++++ Data excerpts ++++
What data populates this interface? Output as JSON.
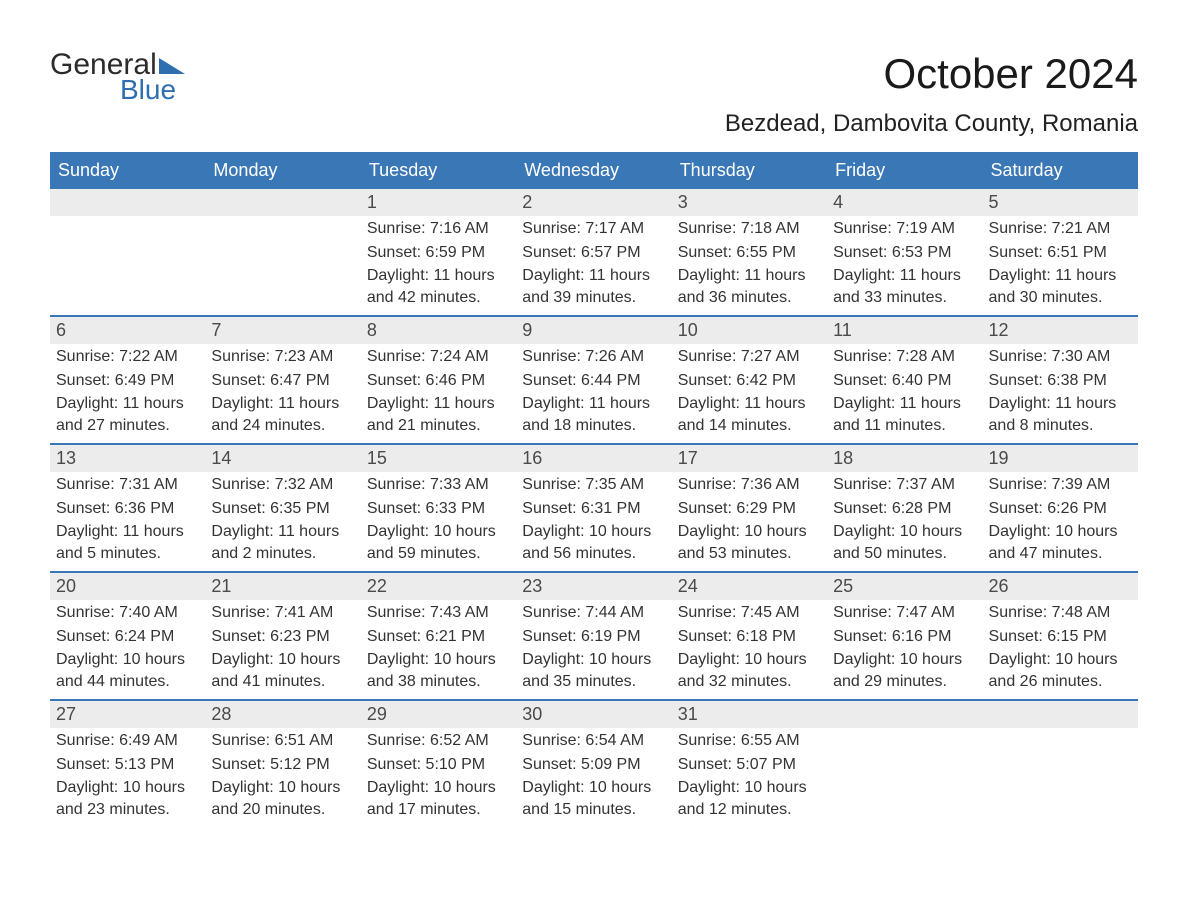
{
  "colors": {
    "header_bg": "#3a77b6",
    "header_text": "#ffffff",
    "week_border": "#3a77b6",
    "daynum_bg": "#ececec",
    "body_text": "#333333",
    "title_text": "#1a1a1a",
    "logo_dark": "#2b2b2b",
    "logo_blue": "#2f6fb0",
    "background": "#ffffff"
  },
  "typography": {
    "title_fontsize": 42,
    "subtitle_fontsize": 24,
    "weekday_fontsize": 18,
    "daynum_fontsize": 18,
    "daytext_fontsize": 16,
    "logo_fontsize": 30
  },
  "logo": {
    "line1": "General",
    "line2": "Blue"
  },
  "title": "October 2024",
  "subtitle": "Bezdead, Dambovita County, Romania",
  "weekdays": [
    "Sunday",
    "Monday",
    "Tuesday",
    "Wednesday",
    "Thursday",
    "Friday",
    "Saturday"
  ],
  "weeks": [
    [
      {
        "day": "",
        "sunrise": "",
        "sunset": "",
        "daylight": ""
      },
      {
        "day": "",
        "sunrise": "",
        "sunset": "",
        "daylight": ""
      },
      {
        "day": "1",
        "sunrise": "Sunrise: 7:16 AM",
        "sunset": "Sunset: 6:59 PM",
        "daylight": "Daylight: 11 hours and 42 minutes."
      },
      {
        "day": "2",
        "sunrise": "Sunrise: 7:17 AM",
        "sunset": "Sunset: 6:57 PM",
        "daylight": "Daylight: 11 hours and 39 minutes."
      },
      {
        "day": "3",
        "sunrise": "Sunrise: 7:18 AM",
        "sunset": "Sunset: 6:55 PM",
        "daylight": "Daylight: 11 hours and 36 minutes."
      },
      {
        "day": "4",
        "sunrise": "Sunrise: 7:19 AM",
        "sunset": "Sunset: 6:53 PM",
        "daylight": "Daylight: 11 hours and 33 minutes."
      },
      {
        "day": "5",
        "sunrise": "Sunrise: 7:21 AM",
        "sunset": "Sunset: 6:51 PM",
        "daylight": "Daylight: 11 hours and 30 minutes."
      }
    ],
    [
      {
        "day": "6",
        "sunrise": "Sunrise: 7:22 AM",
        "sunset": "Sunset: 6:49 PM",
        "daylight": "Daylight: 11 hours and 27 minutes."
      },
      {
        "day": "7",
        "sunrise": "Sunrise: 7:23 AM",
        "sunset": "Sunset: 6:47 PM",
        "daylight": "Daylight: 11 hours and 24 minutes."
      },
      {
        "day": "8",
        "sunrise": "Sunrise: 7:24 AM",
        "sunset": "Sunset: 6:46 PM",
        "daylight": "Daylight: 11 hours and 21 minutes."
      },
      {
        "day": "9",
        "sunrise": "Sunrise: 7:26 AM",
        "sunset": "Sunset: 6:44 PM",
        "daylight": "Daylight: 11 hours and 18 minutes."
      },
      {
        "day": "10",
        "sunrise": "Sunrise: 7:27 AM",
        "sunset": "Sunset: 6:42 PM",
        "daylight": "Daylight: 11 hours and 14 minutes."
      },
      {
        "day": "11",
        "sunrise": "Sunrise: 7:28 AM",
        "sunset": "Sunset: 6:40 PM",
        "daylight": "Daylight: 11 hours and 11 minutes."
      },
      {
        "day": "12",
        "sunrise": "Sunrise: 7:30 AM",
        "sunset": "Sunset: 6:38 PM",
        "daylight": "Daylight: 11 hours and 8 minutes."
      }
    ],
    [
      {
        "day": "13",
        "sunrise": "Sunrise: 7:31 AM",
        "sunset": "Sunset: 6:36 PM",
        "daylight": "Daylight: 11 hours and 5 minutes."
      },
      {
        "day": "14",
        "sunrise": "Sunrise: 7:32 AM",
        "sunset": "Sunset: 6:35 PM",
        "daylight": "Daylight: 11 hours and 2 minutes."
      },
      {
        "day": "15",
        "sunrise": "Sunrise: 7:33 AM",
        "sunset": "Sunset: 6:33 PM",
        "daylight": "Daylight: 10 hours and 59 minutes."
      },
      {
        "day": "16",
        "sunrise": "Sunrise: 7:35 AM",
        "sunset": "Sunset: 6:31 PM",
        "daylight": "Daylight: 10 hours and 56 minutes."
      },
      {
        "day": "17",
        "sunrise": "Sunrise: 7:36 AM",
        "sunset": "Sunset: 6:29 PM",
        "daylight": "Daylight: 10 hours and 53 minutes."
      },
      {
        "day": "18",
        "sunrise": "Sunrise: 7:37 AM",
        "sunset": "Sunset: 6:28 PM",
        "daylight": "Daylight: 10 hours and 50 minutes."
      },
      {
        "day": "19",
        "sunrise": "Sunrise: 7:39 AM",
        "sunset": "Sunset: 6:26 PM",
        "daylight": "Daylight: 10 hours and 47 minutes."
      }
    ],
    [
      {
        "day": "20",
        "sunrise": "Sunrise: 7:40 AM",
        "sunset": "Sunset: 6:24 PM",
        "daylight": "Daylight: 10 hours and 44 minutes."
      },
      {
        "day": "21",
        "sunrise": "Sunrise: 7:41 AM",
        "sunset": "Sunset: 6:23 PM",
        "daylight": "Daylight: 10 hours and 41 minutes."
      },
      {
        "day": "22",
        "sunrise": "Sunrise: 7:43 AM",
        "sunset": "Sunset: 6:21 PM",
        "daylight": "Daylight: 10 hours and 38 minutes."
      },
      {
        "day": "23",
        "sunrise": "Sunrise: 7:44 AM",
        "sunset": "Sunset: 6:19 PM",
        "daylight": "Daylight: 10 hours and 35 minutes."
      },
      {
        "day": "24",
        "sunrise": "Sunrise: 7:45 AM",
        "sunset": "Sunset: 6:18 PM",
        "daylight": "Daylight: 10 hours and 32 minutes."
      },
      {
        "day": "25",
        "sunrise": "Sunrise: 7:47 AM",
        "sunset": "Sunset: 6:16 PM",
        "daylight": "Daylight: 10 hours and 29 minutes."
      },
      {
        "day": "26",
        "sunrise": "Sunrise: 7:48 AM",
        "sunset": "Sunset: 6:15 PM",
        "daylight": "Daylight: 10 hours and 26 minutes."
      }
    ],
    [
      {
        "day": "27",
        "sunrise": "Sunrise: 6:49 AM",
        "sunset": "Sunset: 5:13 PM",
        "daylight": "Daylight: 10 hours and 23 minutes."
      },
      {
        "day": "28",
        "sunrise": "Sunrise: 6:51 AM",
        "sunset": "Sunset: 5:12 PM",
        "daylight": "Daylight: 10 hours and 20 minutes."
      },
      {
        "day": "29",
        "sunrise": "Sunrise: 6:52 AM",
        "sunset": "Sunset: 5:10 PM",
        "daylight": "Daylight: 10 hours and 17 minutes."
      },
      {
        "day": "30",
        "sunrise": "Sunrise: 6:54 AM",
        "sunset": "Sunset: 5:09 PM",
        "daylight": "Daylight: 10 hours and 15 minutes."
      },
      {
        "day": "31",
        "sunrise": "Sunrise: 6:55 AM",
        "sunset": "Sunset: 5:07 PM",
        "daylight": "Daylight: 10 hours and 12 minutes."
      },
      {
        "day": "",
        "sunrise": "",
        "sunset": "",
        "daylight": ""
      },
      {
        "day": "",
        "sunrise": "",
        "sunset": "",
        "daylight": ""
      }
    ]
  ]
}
++++
*Short exercise:* Extract every line of the records above that contains the word "ffffff".

*Worked answer:*
    "header_text": "#ffffff",
    "background": "#ffffff"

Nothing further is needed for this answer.